▶

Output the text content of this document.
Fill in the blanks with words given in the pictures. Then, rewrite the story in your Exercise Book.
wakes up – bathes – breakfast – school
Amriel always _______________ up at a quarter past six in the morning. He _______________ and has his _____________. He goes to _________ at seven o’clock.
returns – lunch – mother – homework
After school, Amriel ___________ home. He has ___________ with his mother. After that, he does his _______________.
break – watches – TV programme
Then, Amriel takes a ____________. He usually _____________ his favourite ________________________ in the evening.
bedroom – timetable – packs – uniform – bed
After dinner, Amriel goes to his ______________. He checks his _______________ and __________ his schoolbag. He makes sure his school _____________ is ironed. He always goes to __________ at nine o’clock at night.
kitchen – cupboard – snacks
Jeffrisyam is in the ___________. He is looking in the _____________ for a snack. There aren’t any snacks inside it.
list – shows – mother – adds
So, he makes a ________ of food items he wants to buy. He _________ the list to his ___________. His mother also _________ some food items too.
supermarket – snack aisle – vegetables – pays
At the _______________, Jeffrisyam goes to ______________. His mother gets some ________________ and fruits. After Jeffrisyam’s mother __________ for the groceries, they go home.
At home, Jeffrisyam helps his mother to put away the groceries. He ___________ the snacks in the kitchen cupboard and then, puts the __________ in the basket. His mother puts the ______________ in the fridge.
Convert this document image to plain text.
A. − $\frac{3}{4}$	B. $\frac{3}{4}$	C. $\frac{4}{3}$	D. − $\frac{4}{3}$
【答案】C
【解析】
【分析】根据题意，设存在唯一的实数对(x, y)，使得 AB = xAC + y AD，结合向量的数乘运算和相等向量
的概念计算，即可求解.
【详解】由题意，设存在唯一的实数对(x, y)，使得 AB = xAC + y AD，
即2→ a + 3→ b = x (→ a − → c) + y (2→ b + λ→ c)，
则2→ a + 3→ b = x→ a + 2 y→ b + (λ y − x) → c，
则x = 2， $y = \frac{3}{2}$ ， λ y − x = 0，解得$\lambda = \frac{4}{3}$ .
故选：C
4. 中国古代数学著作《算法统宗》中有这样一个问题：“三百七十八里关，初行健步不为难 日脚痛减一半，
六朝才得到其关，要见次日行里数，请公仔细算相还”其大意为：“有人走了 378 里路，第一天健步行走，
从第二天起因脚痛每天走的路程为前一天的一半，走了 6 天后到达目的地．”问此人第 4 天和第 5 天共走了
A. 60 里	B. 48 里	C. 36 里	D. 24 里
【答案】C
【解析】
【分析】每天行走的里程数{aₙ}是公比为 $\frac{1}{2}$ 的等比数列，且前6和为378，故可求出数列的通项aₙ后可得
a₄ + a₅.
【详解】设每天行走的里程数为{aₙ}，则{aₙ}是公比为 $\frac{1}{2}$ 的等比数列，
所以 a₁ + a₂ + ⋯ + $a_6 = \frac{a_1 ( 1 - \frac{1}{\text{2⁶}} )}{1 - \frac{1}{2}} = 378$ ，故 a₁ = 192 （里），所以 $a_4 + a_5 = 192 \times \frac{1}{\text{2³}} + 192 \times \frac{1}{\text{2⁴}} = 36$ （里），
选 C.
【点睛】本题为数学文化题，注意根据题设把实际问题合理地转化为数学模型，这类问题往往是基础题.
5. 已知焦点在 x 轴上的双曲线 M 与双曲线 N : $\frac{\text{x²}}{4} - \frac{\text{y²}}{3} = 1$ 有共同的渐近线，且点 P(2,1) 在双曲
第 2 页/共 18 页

◀

Quote all of the entries verbatim.

Output the text content of this document.
Fill in the blanks with words given in the pictures. Then, rewrite the story in your Exercise Book.
wakes up – bathes – breakfast – school
Amriel always _______________ up at a quarter past six in the morning. He _______________ and has his _____________. He goes to _________ at seven o’clock.
returns – lunch – mother – homework
After school, Amriel ___________ home. He has ___________ with his mother. After that, he does his _______________.
break – watches – TV programme
Then, Amriel takes a ____________. He usually _____________ his favourite ________________________ in the evening.
bedroom – timetable – packs – uniform – bed
After dinner, Amriel goes to his ______________. He checks his _______________ and __________ his schoolbag. He makes sure his school _____________ is ironed. He always goes to __________ at nine o’clock at night.
kitchen – cupboard – snacks
Jeffrisyam is in the ___________. He is looking in the _____________ for a snack. There aren’t any snacks inside it.
list – shows – mother – adds
So, he makes a ________ of food items he wants to buy. He _________ the list to his ___________. His mother also _________ some food items too.
supermarket – snack aisle – vegetables – pays
At the _______________, Jeffrisyam goes to ______________. His mother gets some ________________ and fruits. After Jeffrisyam’s mother __________ for the groceries, they go home.
At home, Jeffrisyam helps his mother to put away the groceries. He ___________ the snacks in the kitchen cupboard and then, puts the __________ in the basket. His mother puts the ______________ in the fridge.
Convert this document image to plain text.
A. − $\frac{3}{4}$	B. $\frac{3}{4}$	C. $\frac{4}{3}$	D. − $\frac{4}{3}$
【答案】C
【解析】
【分析】根据题意，设存在唯一的实数对(x, y)，使得 AB = xAC + y AD，结合向量的数乘运算和相等向量
的概念计算，即可求解.
【详解】由题意，设存在唯一的实数对(x, y)，使得 AB = xAC + y AD，
即2→ a + 3→ b = x (→ a − → c) + y (2→ b + λ→ c)，
则2→ a + 3→ b = x→ a + 2 y→ b + (λ y − x) → c，
则x = 2， $y = \frac{3}{2}$ ， λ y − x = 0，解得$\lambda = \frac{4}{3}$ .
故选：C
4. 中国古代数学著作《算法统宗》中有这样一个问题：“三百七十八里关，初行健步不为难 日脚痛减一半，
六朝才得到其关，要见次日行里数，请公仔细算相还”其大意为：“有人走了 378 里路，第一天健步行走，
从第二天起因脚痛每天走的路程为前一天的一半，走了 6 天后到达目的地．”问此人第 4 天和第 5 天共走了
A. 60 里	B. 48 里	C. 36 里	D. 24 里
【答案】C
【解析】
【分析】每天行走的里程数{aₙ}是公比为 $\frac{1}{2}$ 的等比数列，且前6和为378，故可求出数列的通项aₙ后可得
a₄ + a₅.
【详解】设每天行走的里程数为{aₙ}，则{aₙ}是公比为 $\frac{1}{2}$ 的等比数列，
所以 a₁ + a₂ + ⋯ + $a_6 = \frac{a_1 ( 1 - \frac{1}{\text{2⁶}} )}{1 - \frac{1}{2}} = 378$ ，故 a₁ = 192 （里），所以 $a_4 + a_5 = 192 \times \frac{1}{\text{2³}} + 192 \times \frac{1}{\text{2⁴}} = 36$ （里），
选 C.
【点睛】本题为数学文化题，注意根据题设把实际问题合理地转化为数学模型，这类问题往往是基础题.
5. 已知焦点在 x 轴上的双曲线 M 与双曲线 N : $\frac{\text{x²}}{4} - \frac{\text{y²}}{3} = 1$ 有共同的渐近线，且点 P(2,1) 在双曲
第 2 页/共 18 页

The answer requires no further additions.